TAREA 1: Reescribe en forma de lista el párrafo del texto sobre la jubilación anticipada que comienza con «La reforma supone un cambio relevante», manteniendo sus datos principales.
TAREA 2: Prosigue el texto sobre la jubilación anticipada por discapacidad a partir de su último párrafo.

TEXTO DEL DOCUMENTO:
★ ★ ★ ★ ★

La Seguridad Social ampliará en 2026 los supuestos que permiten jubilarse anticipadamente a los 56 años cuando exista una discapacidad igual o superior al 45%. El anuncio lo ha realizado el Ministerio de Inclusión, Seguridad Social y Migraciones, que incorporará once nuevas patologías al listado oficial. La medida beneficiará, según las estimaciones del Ejecutivo, a unas 50.000 personas que hasta ahora no podían acogerse a esta modalidad sin penalización en su pensión.
La reforma supone un cambio relevante porque permite adelantar la edad de retiro sin aplicar coeficientes reductores. Es decir, quienes cumplan los requisitos podrán jubilarse a los 56 años sin ver disminuida la cuantía que les corresponde. Se trata de un mecanismo diseñado para trabajadores cuya enfermedad provoca un deterioro progresivo y limita de forma clara su capacidad laboral.

★ ★ ★ ★ ★

(Datos de predicción de cuadros delimitadores)
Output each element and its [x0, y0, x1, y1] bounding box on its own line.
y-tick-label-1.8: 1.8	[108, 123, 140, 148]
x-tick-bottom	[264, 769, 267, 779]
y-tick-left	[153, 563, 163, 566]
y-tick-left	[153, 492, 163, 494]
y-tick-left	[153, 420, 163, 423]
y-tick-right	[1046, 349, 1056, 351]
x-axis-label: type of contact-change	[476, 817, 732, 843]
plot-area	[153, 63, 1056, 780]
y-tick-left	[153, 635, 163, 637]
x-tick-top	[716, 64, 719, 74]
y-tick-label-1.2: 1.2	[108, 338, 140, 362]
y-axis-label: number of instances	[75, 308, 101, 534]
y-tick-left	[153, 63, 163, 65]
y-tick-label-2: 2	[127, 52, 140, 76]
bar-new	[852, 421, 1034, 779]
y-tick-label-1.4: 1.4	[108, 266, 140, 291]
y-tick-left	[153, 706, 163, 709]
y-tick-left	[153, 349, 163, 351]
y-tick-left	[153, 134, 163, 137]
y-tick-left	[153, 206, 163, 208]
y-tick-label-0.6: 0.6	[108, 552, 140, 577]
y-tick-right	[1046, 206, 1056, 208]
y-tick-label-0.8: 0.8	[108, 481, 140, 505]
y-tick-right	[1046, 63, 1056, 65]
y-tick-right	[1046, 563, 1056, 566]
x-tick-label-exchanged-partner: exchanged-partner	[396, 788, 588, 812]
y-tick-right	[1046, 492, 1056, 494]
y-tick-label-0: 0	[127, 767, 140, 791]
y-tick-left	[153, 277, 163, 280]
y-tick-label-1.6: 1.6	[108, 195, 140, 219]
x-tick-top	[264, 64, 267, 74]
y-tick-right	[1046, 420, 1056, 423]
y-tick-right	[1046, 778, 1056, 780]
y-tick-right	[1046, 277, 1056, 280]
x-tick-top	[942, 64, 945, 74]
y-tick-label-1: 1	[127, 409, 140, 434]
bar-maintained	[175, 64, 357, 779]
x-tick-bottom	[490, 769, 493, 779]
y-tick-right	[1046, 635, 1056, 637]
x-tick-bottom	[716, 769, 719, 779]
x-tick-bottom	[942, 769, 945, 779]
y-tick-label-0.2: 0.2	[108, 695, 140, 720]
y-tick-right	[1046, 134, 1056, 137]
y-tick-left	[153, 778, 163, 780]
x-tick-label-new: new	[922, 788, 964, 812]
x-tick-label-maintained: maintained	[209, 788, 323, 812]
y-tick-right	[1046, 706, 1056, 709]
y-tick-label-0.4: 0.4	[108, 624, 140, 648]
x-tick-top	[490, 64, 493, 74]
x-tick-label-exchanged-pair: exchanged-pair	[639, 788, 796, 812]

★ ★ ★ ★ ★

RESPUESTA 1:
- La reforma permite adelantar la edad de retiro sin aplicar coeficientes reductores.
- Quienes cumplan los requisitos podrán jubilarse a los 56 años sin que disminuya la cuantía que les corresponde.
- El mecanismo está pensado para trabajadores cuya enfermedad provoca un deterioro progresivo y limita claramente su capacidad laboral.

RESPUESTA 2:
Once nuevas enfermedades reconocidas
Entre las patologías que se incorporan figuran enfermedades de carácter neurológico y degenerativo como el párkinson, la enfermedad de Huntington o la distrofia miotónica tipo 1. También se incluyen la espina bífida, la amiloidosis por transtiretina variante, la esclerosis sistémica, la lesión medular y la enfermedad renal crónica en estadio 5. Completan la lista la degeneración corticobasal, la atrofia multisistémica y la parálisis supranuclear progresiva.
La ministra Elma Saiz ha defendido que la actualización responde a una “medida de justicia” con personas que padecen enfermedades graves que condicionan enormemente su día a día. La modificación se realizará a través del anexo del Real Decreto 1851/2009, que desarrolla la Ley General de la Seguridad Social.
Requisitos para acceder a la jubilación
Para poder acogerse a esta jubilación anticipada especial será imprescindible estar en alta o en situación asimilada al alta en el momento del hecho causante. Además, será necesario acreditar al menos 15 años de cotización, de los cuales cinco deberán haberse trabajado con la discapacidad reconocida en grado igual o superior al 45 % y vinculada a alguna de las patologías recogidas en el listado.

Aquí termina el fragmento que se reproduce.